EXTRACTED DATA:
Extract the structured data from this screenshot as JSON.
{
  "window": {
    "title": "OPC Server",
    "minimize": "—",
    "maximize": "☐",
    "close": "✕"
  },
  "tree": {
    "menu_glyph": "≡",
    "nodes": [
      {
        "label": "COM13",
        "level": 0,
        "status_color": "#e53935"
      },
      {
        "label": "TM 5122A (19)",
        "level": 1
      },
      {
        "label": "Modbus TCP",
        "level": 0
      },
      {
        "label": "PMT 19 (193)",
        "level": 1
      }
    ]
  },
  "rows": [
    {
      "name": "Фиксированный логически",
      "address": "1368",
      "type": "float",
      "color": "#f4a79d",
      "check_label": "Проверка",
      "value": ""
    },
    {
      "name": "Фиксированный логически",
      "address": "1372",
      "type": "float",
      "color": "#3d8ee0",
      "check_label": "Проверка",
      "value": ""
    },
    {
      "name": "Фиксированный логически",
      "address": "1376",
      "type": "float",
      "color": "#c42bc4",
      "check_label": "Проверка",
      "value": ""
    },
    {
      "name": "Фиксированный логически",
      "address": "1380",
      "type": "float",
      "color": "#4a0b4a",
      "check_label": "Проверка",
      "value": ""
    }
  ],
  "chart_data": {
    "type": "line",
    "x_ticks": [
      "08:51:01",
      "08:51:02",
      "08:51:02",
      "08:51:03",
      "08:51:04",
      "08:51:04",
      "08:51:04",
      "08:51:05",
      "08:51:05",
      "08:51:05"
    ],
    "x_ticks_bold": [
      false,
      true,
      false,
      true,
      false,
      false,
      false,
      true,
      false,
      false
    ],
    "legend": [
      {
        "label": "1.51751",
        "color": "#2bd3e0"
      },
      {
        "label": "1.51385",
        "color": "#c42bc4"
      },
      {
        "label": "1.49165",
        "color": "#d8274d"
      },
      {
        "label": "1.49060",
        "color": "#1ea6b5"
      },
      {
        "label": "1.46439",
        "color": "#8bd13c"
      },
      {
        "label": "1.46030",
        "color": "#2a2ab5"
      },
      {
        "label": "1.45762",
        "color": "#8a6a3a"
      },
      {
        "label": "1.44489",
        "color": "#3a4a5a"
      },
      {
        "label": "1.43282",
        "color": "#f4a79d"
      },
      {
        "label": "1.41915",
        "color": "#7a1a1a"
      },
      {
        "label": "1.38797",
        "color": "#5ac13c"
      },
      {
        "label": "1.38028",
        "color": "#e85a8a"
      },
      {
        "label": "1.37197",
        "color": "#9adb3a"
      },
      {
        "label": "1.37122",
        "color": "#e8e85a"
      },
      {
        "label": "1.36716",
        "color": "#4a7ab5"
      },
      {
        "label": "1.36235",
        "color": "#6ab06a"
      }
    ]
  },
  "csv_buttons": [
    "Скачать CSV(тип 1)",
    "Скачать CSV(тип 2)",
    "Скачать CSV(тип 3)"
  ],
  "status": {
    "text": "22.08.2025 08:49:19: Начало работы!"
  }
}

* * *

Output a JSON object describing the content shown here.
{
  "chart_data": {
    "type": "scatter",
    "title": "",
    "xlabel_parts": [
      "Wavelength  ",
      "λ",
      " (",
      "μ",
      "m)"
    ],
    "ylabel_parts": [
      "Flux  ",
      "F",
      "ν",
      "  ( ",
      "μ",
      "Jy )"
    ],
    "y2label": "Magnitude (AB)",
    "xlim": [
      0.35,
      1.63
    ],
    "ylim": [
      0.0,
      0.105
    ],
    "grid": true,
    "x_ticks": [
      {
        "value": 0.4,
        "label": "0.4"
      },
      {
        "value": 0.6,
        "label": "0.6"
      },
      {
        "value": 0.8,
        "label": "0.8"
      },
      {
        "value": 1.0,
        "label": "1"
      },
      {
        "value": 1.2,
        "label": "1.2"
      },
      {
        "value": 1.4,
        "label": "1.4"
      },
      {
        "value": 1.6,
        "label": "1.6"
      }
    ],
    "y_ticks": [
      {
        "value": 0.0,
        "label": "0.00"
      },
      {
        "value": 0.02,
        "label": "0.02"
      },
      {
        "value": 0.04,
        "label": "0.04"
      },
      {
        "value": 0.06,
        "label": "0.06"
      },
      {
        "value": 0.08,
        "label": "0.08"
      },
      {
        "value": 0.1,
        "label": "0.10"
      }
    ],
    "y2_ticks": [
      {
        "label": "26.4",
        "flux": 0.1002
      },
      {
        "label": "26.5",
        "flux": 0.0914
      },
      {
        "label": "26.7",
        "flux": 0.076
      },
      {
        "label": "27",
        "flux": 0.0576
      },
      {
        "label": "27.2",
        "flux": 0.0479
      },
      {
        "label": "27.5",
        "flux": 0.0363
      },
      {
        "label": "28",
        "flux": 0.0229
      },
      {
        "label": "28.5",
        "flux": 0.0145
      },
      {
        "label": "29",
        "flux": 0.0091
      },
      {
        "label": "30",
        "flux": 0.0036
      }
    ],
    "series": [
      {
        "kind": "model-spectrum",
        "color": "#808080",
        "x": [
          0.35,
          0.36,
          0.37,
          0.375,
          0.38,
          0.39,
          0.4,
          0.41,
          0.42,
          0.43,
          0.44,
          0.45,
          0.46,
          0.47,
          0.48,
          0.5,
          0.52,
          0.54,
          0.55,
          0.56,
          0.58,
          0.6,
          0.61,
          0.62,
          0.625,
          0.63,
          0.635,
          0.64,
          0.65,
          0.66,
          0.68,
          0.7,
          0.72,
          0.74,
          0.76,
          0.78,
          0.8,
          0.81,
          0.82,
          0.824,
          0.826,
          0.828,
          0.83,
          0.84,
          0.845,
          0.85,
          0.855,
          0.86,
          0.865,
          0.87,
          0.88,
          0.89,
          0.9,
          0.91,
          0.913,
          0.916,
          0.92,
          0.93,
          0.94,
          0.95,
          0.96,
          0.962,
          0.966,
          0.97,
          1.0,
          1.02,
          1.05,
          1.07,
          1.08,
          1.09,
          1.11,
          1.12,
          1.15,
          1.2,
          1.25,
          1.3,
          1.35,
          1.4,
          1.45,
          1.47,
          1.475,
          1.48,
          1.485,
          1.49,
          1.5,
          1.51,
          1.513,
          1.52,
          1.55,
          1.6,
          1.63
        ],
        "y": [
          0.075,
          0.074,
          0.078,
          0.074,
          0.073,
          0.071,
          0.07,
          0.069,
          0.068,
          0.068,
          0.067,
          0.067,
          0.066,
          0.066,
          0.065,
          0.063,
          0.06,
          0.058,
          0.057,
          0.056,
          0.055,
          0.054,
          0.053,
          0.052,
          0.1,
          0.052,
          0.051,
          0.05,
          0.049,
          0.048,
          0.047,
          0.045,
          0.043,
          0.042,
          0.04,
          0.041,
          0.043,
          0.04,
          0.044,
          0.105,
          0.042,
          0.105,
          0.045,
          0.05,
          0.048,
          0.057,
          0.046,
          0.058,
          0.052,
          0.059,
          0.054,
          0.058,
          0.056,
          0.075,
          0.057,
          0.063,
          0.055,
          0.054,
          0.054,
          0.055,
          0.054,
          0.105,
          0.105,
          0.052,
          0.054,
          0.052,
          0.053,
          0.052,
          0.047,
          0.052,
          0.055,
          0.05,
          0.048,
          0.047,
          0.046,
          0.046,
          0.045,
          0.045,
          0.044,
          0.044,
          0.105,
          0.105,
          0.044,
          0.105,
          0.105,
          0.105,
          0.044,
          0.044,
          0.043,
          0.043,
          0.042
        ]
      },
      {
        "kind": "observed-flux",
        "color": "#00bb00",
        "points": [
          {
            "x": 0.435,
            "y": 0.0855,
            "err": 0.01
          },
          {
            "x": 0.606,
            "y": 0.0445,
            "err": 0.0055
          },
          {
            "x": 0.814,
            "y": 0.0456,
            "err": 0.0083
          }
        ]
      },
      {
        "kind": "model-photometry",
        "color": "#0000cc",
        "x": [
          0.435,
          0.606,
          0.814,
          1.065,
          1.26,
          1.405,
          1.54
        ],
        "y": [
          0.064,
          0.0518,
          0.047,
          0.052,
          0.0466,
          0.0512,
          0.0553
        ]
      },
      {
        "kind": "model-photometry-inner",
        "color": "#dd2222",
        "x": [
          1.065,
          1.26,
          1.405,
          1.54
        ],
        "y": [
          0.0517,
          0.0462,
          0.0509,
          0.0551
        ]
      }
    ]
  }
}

---

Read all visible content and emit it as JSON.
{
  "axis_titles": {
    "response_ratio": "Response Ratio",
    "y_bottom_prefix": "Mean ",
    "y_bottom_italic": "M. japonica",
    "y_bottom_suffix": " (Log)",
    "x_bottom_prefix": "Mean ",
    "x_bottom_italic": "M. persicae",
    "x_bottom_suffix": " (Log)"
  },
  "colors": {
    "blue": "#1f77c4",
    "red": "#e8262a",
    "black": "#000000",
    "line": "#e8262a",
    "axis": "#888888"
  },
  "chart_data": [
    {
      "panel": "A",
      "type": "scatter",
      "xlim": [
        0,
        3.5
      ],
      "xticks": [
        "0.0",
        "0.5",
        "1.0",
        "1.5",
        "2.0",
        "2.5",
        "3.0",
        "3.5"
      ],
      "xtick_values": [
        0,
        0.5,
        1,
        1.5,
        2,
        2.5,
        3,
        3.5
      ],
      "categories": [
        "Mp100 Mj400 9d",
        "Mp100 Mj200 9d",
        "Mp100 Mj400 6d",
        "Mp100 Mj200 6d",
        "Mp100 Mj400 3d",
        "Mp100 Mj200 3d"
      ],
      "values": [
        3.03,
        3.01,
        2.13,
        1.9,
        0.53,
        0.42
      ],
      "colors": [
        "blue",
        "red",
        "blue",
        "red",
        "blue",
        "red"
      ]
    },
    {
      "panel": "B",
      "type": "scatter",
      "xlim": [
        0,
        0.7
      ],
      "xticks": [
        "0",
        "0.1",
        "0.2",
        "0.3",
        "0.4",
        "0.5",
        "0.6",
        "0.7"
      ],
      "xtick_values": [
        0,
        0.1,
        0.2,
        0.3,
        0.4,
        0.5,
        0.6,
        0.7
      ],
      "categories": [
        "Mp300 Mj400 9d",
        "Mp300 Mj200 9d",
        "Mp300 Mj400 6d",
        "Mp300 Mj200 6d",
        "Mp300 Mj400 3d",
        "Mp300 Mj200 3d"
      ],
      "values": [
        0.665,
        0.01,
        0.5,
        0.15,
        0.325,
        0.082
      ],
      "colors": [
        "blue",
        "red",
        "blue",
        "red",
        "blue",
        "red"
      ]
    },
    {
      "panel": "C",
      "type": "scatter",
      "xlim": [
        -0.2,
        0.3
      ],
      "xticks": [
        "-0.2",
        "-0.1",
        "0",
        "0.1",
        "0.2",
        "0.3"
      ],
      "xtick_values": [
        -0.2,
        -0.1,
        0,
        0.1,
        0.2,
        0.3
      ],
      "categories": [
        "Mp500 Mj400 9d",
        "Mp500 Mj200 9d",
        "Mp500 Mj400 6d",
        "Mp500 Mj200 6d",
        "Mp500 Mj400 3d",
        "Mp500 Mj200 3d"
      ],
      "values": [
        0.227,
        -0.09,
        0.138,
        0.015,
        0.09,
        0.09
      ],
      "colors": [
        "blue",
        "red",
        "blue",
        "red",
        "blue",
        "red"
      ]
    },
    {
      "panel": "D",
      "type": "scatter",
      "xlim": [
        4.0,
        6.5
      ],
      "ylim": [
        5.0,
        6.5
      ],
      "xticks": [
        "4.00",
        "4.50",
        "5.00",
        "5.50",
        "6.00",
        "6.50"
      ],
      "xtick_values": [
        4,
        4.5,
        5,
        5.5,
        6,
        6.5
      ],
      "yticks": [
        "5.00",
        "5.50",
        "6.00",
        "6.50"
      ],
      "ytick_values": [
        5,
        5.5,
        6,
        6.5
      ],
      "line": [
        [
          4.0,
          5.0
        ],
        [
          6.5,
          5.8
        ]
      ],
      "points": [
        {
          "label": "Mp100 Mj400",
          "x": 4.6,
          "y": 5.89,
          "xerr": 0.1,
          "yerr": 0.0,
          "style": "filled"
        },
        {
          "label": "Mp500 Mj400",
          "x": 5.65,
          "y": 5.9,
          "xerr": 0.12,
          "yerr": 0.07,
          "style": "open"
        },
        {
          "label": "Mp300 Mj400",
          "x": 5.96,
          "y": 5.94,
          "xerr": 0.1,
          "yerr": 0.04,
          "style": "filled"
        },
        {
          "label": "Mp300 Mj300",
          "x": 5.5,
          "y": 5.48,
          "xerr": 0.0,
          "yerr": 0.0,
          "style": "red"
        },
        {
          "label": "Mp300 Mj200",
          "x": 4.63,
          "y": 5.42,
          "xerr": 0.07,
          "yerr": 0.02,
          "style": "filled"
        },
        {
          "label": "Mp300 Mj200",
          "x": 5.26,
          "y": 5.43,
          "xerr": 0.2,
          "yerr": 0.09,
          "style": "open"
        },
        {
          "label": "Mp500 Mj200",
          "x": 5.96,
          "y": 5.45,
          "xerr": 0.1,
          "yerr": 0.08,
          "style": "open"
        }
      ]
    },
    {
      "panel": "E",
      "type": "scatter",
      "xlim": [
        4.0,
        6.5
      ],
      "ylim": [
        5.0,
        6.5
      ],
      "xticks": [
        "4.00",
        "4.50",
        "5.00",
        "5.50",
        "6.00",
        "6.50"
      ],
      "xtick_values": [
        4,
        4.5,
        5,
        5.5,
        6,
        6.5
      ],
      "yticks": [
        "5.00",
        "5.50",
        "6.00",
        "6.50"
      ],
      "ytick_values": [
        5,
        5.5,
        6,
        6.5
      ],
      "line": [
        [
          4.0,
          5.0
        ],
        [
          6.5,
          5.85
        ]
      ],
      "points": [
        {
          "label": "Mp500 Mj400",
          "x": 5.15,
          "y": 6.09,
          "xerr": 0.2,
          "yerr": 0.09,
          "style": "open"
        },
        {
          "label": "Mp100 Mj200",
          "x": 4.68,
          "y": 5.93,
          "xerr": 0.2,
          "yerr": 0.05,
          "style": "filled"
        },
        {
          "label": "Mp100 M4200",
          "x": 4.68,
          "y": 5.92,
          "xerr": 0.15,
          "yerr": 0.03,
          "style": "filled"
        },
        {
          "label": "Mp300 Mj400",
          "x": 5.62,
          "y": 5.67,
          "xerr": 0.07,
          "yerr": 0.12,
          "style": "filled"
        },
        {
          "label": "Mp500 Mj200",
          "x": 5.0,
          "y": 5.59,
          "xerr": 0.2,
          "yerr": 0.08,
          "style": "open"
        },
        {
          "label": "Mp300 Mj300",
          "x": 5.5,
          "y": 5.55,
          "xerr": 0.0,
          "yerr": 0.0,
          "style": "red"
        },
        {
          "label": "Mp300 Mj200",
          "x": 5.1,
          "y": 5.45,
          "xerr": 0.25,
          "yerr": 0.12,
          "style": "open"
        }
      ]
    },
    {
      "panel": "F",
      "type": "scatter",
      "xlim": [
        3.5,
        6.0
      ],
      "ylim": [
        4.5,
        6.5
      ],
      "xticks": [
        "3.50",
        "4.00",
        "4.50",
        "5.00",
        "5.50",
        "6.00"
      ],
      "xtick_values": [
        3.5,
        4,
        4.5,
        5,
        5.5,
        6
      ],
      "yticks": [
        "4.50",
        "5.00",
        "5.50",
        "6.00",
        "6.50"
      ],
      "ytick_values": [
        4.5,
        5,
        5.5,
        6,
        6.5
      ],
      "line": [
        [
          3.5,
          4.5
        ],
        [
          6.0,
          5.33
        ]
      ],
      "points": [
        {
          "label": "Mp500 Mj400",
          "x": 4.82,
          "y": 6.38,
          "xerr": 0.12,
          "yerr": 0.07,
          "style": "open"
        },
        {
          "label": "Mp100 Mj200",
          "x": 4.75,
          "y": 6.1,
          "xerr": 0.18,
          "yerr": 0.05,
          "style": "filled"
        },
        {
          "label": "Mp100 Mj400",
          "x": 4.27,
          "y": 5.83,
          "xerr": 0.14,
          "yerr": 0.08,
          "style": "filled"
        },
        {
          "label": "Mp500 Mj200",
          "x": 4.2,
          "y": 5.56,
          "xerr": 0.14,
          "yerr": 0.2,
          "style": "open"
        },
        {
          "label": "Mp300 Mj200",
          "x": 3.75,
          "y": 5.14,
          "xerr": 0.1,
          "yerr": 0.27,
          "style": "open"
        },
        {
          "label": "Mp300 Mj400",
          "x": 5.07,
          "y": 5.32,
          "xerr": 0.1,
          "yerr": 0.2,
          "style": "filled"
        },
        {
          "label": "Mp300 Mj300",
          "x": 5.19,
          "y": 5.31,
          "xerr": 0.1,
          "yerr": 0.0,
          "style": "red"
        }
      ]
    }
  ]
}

PROBLEM:
State, as a bare number, how many lines of the listing hold the word "Mean".

THE RESPONSE:
2